┌─ DATA EXCERPTS

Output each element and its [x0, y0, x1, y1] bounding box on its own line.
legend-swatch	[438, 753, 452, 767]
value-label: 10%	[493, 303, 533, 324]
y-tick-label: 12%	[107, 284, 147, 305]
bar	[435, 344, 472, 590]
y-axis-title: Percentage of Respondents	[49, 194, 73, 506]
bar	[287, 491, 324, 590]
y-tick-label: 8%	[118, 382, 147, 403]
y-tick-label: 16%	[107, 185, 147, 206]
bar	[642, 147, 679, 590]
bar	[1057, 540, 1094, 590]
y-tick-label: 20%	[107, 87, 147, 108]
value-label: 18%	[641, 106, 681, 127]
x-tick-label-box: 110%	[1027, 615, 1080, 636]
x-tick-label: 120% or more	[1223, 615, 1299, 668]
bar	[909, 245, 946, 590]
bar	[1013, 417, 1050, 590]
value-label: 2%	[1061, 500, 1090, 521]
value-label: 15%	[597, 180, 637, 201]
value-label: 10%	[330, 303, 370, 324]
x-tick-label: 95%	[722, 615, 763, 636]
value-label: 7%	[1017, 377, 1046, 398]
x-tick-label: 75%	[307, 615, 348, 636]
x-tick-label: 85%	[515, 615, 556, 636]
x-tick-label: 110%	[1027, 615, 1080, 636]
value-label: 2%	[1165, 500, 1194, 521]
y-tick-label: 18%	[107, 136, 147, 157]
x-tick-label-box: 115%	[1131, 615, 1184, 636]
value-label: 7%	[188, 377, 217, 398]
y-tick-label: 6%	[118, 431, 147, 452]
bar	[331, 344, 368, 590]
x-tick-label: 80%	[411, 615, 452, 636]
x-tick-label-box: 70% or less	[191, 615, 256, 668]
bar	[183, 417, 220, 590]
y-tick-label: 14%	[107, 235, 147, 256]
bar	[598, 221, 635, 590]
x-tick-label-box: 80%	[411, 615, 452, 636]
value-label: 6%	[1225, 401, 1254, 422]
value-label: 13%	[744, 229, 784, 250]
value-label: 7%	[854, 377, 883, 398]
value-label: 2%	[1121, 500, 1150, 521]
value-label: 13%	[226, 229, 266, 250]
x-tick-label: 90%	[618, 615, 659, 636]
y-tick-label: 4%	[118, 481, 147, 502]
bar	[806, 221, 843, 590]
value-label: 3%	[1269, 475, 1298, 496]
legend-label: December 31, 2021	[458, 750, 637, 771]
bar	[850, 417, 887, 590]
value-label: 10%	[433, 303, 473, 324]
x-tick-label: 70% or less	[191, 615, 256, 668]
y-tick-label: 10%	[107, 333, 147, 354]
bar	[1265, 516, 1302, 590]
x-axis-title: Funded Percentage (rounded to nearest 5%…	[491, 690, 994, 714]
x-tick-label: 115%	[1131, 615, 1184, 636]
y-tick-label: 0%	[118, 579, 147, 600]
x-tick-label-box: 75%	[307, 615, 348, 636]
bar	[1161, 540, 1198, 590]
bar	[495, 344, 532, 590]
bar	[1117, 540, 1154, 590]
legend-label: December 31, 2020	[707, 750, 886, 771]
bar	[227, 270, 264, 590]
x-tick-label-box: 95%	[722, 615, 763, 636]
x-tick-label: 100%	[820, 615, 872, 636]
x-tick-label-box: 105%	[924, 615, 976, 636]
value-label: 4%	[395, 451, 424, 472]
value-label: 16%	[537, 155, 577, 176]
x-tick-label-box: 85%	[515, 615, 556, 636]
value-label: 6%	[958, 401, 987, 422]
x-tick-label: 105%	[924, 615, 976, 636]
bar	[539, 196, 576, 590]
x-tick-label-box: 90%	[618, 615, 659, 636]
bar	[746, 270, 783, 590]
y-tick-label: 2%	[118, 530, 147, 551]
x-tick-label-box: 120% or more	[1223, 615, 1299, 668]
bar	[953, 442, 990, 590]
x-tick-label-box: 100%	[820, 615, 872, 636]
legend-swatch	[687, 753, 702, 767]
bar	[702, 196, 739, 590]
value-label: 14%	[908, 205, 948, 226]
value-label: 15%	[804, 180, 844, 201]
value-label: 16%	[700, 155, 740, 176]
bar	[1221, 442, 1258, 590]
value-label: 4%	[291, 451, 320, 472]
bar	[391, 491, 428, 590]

└─

> [OBJECTIVE] Turn the lines, starting at the first one and ending at the one that contains "221, 843, 590]", into a Markdown table with a Row column for the number and a Line column for the line, leaving out any blank lines.

> [RESPONSE FOR THIS EXERCISE]
| Row | Line |
|---|---|
| 1 | Output each element and its [x0, y0, x1, y1] bounding box on its own line. |
| 2 | legend-swatch	[438, 753, 452, 767] |
| 3 | value-label: 10%	[493, 303, 533, 324] |
| 4 | y-tick-label: 12%	[107, 284, 147, 305] |
| 5 | bar	[435, 344, 472, 590] |
| 6 | y-axis-title: Percentage of Respondents	[49, 194, 73, 506] |
| 7 | bar	[287, 491, 324, 590] |
| 8 | y-tick-label: 8%	[118, 382, 147, 403] |
| 9 | y-tick-label: 16%	[107, 185, 147, 206] |
| 10 | bar	[642, 147, 679, 590] |
| 11 | bar	[1057, 540, 1094, 590] |
| 12 | y-tick-label: 20%	[107, 87, 147, 108] |
| 13 | value-label: 18%	[641, 106, 681, 127] |
| 14 | x-tick-label-box: 110%	[1027, 615, 1080, 636] |
| 15 | x-tick-label: 120% or more	[1223, 615, 1299, 668] |
| 16 | bar	[909, 245, 946, 590] |
| 17 | bar	[1013, 417, 1050, 590] |
| 18 | value-label: 2%	[1061, 500, 1090, 521] |
| 19 | value-label: 15%	[597, 180, 637, 201] |
| 20 | value-label: 10%	[330, 303, 370, 324] |
| 21 | x-tick-label: 95%	[722, 615, 763, 636] |
| 22 | value-label: 7%	[1017, 377, 1046, 398] |
| 23 | x-tick-label: 75%	[307, 615, 348, 636] |
| 24 | x-tick-label: 85%	[515, 615, 556, 636] |
| 25 | x-tick-label: 110%	[1027, 615, 1080, 636] |
| 26 | value-label: 2%	[1165, 500, 1194, 521] |
| 27 | y-tick-label: 18%	[107, 136, 147, 157] |
| 28 | x-tick-label-box: 115%	[1131, 615, 1184, 636] |
| 29 | value-label: 7%	[188, 377, 217, 398] |
| 30 | y-tick-label: 6%	[118, 431, 147, 452] |
| 31 | bar	[331, 344, 368, 590] |
| 32 | x-tick-label: 80%	[411, 615, 452, 636] |
| 33 | x-tick-label-box: 70% or less	[191, 615, 256, 668] |
| 34 | bar	[183, 417, 220, 590] |
| 35 | y-tick-label: 14%	[107, 235, 147, 256] |
| 36 | bar	[598, 221, 635, 590] |
| 37 | x-tick-label-box: 80%	[411, 615, 452, 636] |
| 38 | value-label: 6%	[1225, 401, 1254, 422] |
| 39 | value-label: 13%	[744, 229, 784, 250] |
| 40 | value-label: 7%	[854, 377, 883, 398] |
| 41 | value-label: 2%	[1121, 500, 1150, 521] |
| 42 | value-label: 13%	[226, 229, 266, 250] |
| 43 | x-tick-label: 90%	[618, 615, 659, 636] |
| 44 | y-tick-label: 4%	[118, 481, 147, 502] |
| 45 | bar	[806, 221, 843, 590] |